→ EXERCISE AIM
The entries below need to be written out exactly, with no pictures included.

→ DATA LISTING
────────────────────

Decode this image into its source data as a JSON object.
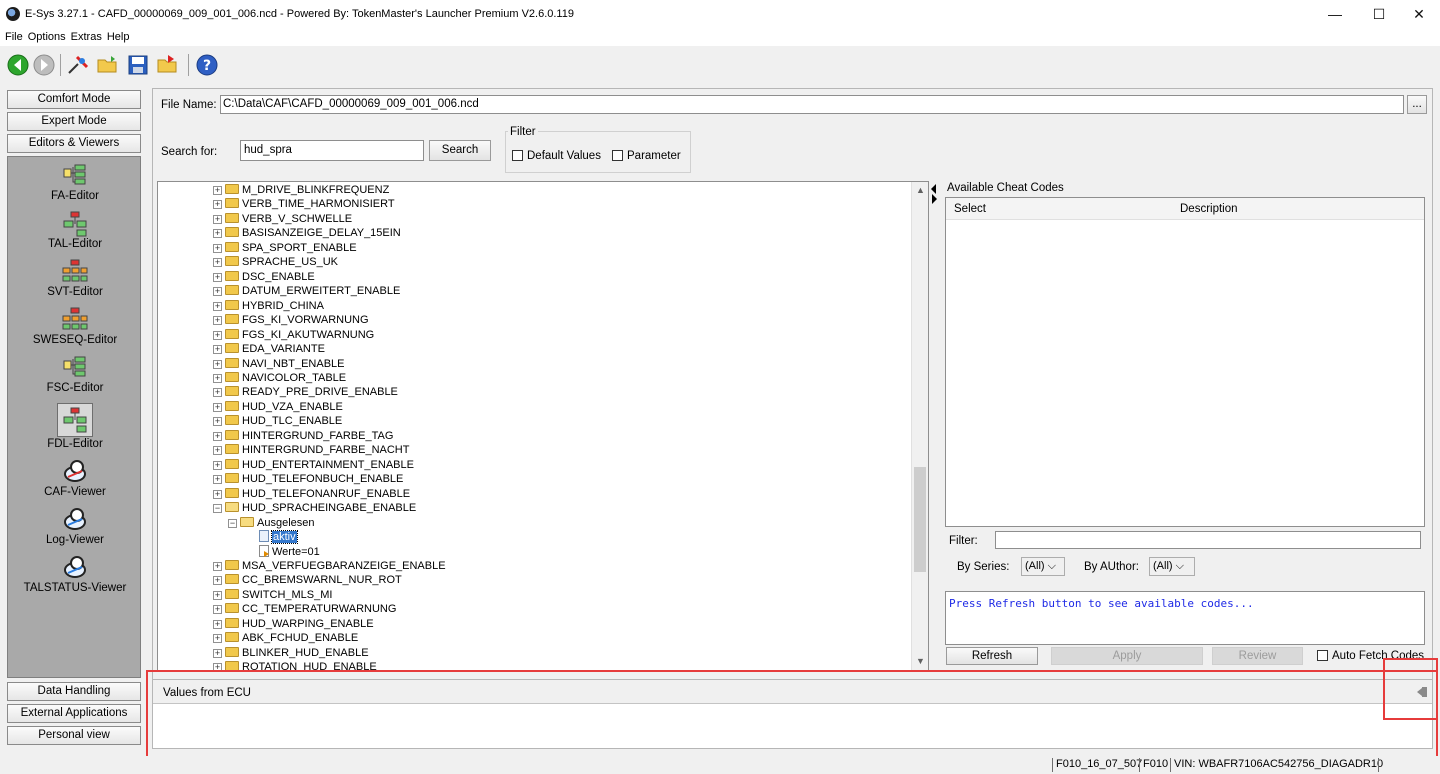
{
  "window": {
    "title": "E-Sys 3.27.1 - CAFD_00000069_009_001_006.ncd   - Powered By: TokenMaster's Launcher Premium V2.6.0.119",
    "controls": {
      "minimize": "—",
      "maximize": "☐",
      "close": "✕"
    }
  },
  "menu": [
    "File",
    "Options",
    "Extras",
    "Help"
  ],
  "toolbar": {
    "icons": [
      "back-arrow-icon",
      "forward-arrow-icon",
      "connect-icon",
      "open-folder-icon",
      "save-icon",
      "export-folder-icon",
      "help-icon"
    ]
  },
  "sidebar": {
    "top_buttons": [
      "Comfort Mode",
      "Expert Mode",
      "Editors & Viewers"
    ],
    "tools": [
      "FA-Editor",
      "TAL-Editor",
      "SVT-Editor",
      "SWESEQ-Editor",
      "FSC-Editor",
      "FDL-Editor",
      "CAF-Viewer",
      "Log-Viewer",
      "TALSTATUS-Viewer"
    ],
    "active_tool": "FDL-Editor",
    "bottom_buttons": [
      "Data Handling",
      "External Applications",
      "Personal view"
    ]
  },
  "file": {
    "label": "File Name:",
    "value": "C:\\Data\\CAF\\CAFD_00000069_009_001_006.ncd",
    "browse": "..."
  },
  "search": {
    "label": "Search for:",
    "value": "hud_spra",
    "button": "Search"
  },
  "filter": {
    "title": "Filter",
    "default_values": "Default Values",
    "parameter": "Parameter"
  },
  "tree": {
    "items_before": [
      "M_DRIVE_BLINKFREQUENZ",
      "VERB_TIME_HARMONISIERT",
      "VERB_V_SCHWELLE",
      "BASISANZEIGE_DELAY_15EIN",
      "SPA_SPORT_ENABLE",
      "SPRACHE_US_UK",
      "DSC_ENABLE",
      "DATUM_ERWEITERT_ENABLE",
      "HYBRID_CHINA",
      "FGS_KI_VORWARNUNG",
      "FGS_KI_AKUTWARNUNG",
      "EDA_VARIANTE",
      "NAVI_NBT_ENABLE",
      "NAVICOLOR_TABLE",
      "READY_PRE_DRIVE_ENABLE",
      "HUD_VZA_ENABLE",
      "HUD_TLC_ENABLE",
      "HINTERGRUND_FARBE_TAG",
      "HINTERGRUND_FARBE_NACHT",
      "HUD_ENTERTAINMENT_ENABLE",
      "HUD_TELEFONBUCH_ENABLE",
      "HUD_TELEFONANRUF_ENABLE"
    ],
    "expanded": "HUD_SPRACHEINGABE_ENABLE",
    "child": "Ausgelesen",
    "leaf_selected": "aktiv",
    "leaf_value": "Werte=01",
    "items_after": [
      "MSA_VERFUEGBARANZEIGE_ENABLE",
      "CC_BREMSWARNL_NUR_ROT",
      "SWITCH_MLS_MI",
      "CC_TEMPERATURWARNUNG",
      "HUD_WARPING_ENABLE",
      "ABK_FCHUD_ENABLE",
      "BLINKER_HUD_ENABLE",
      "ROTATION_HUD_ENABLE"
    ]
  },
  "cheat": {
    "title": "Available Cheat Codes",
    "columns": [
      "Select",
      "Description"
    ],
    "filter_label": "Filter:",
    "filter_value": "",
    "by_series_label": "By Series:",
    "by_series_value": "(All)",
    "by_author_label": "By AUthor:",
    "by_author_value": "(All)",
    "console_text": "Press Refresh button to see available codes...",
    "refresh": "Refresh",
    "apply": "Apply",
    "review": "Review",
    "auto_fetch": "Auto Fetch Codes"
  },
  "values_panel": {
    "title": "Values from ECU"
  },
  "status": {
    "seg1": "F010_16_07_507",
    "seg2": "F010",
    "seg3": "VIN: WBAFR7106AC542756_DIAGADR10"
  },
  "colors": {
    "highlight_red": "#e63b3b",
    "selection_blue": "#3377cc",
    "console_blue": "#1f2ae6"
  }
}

────────────────────

→ WORKED SOLUTION
Decode this image into its source data as a JSON object.
{
  "window": {
    "title": "E-Sys 3.27.1 - CAFD_00000069_009_001_006.ncd   - Powered By: TokenMaster's Launcher Premium V2.6.0.119",
    "controls": {
      "minimize": "—",
      "maximize": "☐",
      "close": "✕"
    }
  },
  "menu": [
    "File",
    "Options",
    "Extras",
    "Help"
  ],
  "toolbar": {
    "icons": [
      "back-arrow-icon",
      "forward-arrow-icon",
      "connect-icon",
      "open-folder-icon",
      "save-icon",
      "export-folder-icon",
      "help-icon"
    ]
  },
  "sidebar": {
    "top_buttons": [
      "Comfort Mode",
      "Expert Mode",
      "Editors & Viewers"
    ],
    "tools": [
      "FA-Editor",
      "TAL-Editor",
      "SVT-Editor",
      "SWESEQ-Editor",
      "FSC-Editor",
      "FDL-Editor",
      "CAF-Viewer",
      "Log-Viewer",
      "TALSTATUS-Viewer"
    ],
    "active_tool": "FDL-Editor",
    "bottom_buttons": [
      "Data Handling",
      "External Applications",
      "Personal view"
    ]
  },
  "file": {
    "label": "File Name:",
    "value": "C:\\Data\\CAF\\CAFD_00000069_009_001_006.ncd",
    "browse": "..."
  },
  "search": {
    "label": "Search for:",
    "value": "hud_spra",
    "button": "Search"
  },
  "filter": {
    "title": "Filter",
    "default_values": "Default Values",
    "parameter": "Parameter"
  },
  "tree": {
    "items_before": [
      "M_DRIVE_BLINKFREQUENZ",
      "VERB_TIME_HARMONISIERT",
      "VERB_V_SCHWELLE",
      "BASISANZEIGE_DELAY_15EIN",
      "SPA_SPORT_ENABLE",
      "SPRACHE_US_UK",
      "DSC_ENABLE",
      "DATUM_ERWEITERT_ENABLE",
      "HYBRID_CHINA",
      "FGS_KI_VORWARNUNG",
      "FGS_KI_AKUTWARNUNG",
      "EDA_VARIANTE",
      "NAVI_NBT_ENABLE",
      "NAVICOLOR_TABLE",
      "READY_PRE_DRIVE_ENABLE",
      "HUD_VZA_ENABLE",
      "HUD_TLC_ENABLE",
      "HINTERGRUND_FARBE_TAG",
      "HINTERGRUND_FARBE_NACHT",
      "HUD_ENTERTAINMENT_ENABLE",
      "HUD_TELEFONBUCH_ENABLE",
      "HUD_TELEFONANRUF_ENABLE"
    ],
    "expanded": "HUD_SPRACHEINGABE_ENABLE",
    "child": "Ausgelesen",
    "leaf_selected": "aktiv",
    "leaf_value": "Werte=01",
    "items_after": [
      "MSA_VERFUEGBARANZEIGE_ENABLE",
      "CC_BREMSWARNL_NUR_ROT",
      "SWITCH_MLS_MI",
      "CC_TEMPERATURWARNUNG",
      "HUD_WARPING_ENABLE",
      "ABK_FCHUD_ENABLE",
      "BLINKER_HUD_ENABLE",
      "ROTATION_HUD_ENABLE"
    ]
  },
  "cheat": {
    "title": "Available Cheat Codes",
    "columns": [
      "Select",
      "Description"
    ],
    "filter_label": "Filter:",
    "filter_value": "",
    "by_series_label": "By Series:",
    "by_series_value": "(All)",
    "by_author_label": "By AUthor:",
    "by_author_value": "(All)",
    "console_text": "Press Refresh button to see available codes...",
    "refresh": "Refresh",
    "apply": "Apply",
    "review": "Review",
    "auto_fetch": "Auto Fetch Codes"
  },
  "values_panel": {
    "title": "Values from ECU"
  },
  "status": {
    "seg1": "F010_16_07_507",
    "seg2": "F010",
    "seg3": "VIN: WBAFR7106AC542756_DIAGADR10"
  },
  "colors": {
    "highlight_red": "#e63b3b",
    "selection_blue": "#3377cc",
    "console_blue": "#1f2ae6"
  }
}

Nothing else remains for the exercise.